── Task input ──

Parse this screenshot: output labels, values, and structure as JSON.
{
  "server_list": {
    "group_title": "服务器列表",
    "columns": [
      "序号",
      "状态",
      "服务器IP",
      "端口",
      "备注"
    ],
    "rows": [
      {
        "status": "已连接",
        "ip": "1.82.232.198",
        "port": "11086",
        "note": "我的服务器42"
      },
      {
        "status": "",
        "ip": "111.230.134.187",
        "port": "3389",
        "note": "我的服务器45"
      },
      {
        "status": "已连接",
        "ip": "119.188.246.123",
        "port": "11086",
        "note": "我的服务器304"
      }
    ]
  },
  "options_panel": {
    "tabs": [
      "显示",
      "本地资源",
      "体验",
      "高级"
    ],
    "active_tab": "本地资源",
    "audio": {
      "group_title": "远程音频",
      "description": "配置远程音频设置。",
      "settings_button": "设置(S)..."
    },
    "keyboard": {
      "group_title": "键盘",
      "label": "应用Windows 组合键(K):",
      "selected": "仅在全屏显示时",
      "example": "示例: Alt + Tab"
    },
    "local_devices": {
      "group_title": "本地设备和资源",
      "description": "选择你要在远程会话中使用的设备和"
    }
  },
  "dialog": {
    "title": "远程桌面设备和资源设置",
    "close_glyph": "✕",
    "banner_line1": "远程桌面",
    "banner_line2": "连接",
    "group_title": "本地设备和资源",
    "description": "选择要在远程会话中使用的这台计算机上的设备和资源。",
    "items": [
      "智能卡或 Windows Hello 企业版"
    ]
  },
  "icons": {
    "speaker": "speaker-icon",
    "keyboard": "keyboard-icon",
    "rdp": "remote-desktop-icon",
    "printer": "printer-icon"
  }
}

───

* [What needs to be done]
Each entry is to be returned in full, character for character.

* [Correct result]
Parse this screenshot: output labels, values, and structure as JSON.
{
  "server_list": {
    "group_title": "服务器列表",
    "columns": [
      "序号",
      "状态",
      "服务器IP",
      "端口",
      "备注"
    ],
    "rows": [
      {
        "status": "已连接",
        "ip": "1.82.232.198",
        "port": "11086",
        "note": "我的服务器42"
      },
      {
        "status": "",
        "ip": "111.230.134.187",
        "port": "3389",
        "note": "我的服务器45"
      },
      {
        "status": "已连接",
        "ip": "119.188.246.123",
        "port": "11086",
        "note": "我的服务器304"
      }
    ]
  },
  "options_panel": {
    "tabs": [
      "显示",
      "本地资源",
      "体验",
      "高级"
    ],
    "active_tab": "本地资源",
    "audio": {
      "group_title": "远程音频",
      "description": "配置远程音频设置。",
      "settings_button": "设置(S)..."
    },
    "keyboard": {
      "group_title": "键盘",
      "label": "应用Windows 组合键(K):",
      "selected": "仅在全屏显示时",
      "example": "示例: Alt + Tab"
    },
    "local_devices": {
      "group_title": "本地设备和资源",
      "description": "选择你要在远程会话中使用的设备和"
    }
  },
  "dialog": {
    "title": "远程桌面设备和资源设置",
    "close_glyph": "✕",
    "banner_line1": "远程桌面",
    "banner_line2": "连接",
    "group_title": "本地设备和资源",
    "description": "选择要在远程会话中使用的这台计算机上的设备和资源。",
    "items": [
      "智能卡或 Windows Hello 企业版"
    ]
  },
  "icons": {
    "speaker": "speaker-icon",
    "keyboard": "keyboard-icon",
    "rdp": "remote-desktop-icon",
    "printer": "printer-icon"
  }
}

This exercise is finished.